== LISTED ENTRIES

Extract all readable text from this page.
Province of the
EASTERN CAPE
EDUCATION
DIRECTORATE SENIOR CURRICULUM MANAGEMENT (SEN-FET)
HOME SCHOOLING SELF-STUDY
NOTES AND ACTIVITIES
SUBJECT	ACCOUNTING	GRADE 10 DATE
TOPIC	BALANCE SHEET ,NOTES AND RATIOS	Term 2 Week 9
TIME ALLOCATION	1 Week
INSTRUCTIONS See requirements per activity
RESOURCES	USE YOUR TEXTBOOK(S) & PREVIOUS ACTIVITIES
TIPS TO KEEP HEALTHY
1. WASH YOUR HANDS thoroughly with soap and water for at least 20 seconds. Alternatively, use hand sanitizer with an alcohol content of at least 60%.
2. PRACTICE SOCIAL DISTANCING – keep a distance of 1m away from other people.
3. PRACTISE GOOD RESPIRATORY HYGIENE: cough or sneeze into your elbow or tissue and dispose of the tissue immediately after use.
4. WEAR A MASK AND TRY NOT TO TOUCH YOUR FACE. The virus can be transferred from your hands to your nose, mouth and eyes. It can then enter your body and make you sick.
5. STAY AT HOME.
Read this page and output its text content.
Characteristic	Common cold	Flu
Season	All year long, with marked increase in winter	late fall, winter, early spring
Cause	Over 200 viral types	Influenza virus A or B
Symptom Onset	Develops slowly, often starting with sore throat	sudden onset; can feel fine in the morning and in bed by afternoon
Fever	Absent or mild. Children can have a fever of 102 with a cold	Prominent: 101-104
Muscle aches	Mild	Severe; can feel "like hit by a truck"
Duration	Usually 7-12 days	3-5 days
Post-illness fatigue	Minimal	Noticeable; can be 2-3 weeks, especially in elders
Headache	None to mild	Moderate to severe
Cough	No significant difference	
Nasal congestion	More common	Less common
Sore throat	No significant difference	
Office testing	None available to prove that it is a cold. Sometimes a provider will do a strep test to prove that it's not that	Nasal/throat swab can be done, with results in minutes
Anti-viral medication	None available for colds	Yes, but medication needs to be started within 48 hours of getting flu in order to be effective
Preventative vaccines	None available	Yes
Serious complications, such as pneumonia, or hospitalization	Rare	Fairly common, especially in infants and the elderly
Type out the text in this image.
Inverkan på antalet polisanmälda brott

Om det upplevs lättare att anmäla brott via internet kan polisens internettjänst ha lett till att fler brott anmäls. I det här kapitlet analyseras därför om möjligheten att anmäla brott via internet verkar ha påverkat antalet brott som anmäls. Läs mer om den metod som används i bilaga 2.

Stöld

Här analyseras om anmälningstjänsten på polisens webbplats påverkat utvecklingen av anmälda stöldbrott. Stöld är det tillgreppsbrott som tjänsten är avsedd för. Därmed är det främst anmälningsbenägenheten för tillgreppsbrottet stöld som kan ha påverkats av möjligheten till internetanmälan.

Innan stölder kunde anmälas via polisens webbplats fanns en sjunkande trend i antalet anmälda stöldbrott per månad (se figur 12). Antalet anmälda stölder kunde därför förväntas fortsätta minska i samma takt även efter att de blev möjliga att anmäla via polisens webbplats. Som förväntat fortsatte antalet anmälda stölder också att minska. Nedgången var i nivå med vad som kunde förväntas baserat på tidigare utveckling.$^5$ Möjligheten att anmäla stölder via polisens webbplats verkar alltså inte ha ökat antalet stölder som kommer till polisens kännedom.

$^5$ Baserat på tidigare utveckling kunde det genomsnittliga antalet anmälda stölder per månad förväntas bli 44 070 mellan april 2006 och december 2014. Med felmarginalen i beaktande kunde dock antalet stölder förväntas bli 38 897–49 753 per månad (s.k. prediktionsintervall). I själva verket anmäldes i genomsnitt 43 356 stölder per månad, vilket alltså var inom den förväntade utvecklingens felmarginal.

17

====

▸ **PROBLEM TO SOLVE**
Restate word for word the lines above, beginning with the one that contains "Type out the text in this image." and ending with the last line.

▸ **SOLVED PROBLEM**
Type out the text in this image.
Inverkan på antalet polisanmälda brott

Om det upplevs lättare att anmäla brott via internet kan polisens internettjänst ha lett till att fler brott anmäls. I det här kapitlet analyseras därför om möjligheten att anmäla brott via internet verkar ha påverkat antalet brott som anmäls. Läs mer om den metod som används i bilaga 2.

Stöld

Här analyseras om anmälningstjänsten på polisens webbplats påverkat utvecklingen av anmälda stöldbrott. Stöld är det tillgreppsbrott som tjänsten är avsedd för. Därmed är det främst anmälningsbenägenheten för tillgreppsbrottet stöld som kan ha påverkats av möjligheten till internetanmälan.

Innan stölder kunde anmälas via polisens webbplats fanns en sjunkande trend i antalet anmälda stöldbrott per månad (se figur 12). Antalet anmälda stölder kunde därför förväntas fortsätta minska i samma takt även efter att de blev möjliga att anmäla via polisens webbplats. Som förväntat fortsatte antalet anmälda stölder också att minska. Nedgången var i nivå med vad som kunde förväntas baserat på tidigare utveckling.$^5$ Möjligheten att anmäla stölder via polisens webbplats verkar alltså inte ha ökat antalet stölder som kommer till polisens kännedom.

$^5$ Baserat på tidigare utveckling kunde det genomsnittliga antalet anmälda stölder per månad förväntas bli 44 070 mellan april 2006 och december 2014. Med felmarginalen i beaktande kunde dock antalet stölder förväntas bli 38 897–49 753 per månad (s.k. prediktionsintervall). I själva verket anmäldes i genomsnitt 43 356 stölder per månad, vilket alltså var inom den förväntade utvecklingens felmarginal.

17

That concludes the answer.